| EXERCISE INSTRUCTIONS |
Restate the complete material exactly.

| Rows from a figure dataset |
+ + + + +

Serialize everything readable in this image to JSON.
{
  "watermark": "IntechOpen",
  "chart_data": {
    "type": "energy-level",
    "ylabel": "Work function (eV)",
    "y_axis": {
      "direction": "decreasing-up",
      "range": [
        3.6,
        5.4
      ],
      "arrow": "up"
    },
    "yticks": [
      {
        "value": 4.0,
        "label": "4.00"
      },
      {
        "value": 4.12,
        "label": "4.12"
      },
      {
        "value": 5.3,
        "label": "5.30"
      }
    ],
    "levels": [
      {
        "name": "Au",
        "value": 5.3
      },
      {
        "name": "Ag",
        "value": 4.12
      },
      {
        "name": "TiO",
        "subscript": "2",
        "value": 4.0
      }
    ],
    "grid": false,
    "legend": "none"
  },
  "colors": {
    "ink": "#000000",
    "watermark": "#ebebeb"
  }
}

+ + + + +

| WRITTEN RESPONSE |
Serialize everything readable in this image to JSON.
{
  "watermark": "IntechOpen",
  "chart_data": {
    "type": "energy-level",
    "ylabel": "Work function (eV)",
    "y_axis": {
      "direction": "decreasing-up",
      "range": [
        3.6,
        5.4
      ],
      "arrow": "up"
    },
    "yticks": [
      {
        "value": 4.0,
        "label": "4.00"
      },
      {
        "value": 4.12,
        "label": "4.12"
      },
      {
        "value": 5.3,
        "label": "5.30"
      }
    ],
    "levels": [
      {
        "name": "Au",
        "value": 5.3
      },
      {
        "name": "Ag",
        "value": 4.12
      },
      {
        "name": "TiO",
        "subscript": "2",
        "value": 4.0
      }
    ],
    "grid": false,
    "legend": "none"
  },
  "colors": {
    "ink": "#000000",
    "watermark": "#ebebeb"
  }
}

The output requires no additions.